The problem: Find the lines with "heading" in them and copy them out.

Records excerpted from a collection:
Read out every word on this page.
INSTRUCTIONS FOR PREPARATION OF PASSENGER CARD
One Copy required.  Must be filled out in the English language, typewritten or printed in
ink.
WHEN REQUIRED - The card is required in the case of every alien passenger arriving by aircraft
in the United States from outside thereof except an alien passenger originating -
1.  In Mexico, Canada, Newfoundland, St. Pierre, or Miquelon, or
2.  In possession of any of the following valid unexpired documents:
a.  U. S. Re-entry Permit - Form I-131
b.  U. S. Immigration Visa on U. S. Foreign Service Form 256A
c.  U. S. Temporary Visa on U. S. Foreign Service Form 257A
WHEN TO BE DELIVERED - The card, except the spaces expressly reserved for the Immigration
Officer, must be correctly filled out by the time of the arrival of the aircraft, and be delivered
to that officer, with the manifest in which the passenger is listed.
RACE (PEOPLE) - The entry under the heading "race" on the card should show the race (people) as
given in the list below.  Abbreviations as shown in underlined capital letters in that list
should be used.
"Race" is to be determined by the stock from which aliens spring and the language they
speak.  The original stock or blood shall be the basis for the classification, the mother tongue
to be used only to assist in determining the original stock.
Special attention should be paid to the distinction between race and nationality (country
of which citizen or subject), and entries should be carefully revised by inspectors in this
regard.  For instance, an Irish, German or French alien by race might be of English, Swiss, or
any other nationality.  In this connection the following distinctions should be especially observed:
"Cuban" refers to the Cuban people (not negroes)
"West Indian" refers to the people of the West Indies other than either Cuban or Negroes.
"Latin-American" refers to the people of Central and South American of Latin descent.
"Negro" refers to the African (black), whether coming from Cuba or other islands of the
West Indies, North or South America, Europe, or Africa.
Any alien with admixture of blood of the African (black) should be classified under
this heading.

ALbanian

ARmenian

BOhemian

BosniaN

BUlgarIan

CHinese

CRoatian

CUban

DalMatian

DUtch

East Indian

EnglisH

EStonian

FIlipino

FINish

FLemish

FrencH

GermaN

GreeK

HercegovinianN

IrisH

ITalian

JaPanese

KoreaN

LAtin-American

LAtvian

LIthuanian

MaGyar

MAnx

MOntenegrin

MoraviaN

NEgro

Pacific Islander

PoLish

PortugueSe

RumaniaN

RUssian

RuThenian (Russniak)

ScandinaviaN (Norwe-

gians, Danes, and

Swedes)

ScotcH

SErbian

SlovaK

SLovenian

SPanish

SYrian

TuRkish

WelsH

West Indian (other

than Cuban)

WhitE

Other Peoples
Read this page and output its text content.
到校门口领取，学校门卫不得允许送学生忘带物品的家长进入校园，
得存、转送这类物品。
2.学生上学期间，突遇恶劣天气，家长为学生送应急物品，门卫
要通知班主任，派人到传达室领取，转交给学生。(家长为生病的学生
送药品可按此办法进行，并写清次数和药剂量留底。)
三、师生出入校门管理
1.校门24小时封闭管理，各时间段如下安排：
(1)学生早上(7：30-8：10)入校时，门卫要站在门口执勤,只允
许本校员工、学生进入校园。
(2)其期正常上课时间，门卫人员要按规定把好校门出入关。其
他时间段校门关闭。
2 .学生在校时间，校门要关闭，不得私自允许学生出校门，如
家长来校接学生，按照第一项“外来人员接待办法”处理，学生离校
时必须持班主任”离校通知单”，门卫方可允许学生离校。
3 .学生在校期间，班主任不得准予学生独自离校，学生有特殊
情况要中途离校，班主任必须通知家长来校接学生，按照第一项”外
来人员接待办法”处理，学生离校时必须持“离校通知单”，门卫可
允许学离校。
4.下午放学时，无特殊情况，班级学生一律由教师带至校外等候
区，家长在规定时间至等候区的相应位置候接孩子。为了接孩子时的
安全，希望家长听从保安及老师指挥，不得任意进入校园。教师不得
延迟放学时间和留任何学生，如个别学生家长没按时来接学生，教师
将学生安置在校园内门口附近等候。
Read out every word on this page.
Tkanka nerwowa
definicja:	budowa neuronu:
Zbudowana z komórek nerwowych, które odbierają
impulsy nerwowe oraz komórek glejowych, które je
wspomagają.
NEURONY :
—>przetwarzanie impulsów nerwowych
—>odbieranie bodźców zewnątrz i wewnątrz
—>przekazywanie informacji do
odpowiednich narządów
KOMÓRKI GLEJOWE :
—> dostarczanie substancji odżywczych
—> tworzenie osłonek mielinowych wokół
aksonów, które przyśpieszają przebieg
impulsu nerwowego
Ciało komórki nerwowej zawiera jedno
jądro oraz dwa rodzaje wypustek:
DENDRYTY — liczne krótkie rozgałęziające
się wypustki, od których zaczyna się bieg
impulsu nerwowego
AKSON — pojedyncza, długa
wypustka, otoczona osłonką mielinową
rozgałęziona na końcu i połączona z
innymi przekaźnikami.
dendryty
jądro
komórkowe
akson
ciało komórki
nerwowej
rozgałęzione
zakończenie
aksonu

Correct output:
RACE (PEOPLE) - The entry under the heading "race" on the card should show the race (people) as
this heading.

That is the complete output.